→ Material for this task
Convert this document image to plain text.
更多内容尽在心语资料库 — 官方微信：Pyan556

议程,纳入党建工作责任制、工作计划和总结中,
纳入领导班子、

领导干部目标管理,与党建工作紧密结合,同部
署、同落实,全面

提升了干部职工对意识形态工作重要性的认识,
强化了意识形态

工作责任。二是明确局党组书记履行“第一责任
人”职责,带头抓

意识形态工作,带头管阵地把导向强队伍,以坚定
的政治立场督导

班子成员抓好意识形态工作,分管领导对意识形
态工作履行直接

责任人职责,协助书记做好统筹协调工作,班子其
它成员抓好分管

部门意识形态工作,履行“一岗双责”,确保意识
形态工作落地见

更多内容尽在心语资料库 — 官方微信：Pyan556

→ Goal of the exercise
Copy out the full listing exactly.

→ Response
Convert this document image to plain text.
更多内容尽在心语资料库 — 官方微信：Pyan556

议程,纳入党建工作责任制、工作计划和总结中,
纳入领导班子、

领导干部目标管理,与党建工作紧密结合,同部
署、同落实,全面

提升了干部职工对意识形态工作重要性的认识,
强化了意识形态

工作责任。二是明确局党组书记履行“第一责任
人”职责,带头抓

意识形态工作,带头管阵地把导向强队伍,以坚定
的政治立场督导

班子成员抓好意识形态工作,分管领导对意识形
态工作履行直接

责任人职责,协助书记做好统筹协调工作,班子其
它成员抓好分管

部门意识形态工作,履行“一岗双责”,确保意识
形态工作落地见

更多内容尽在心语资料库 — 官方微信：Pyan556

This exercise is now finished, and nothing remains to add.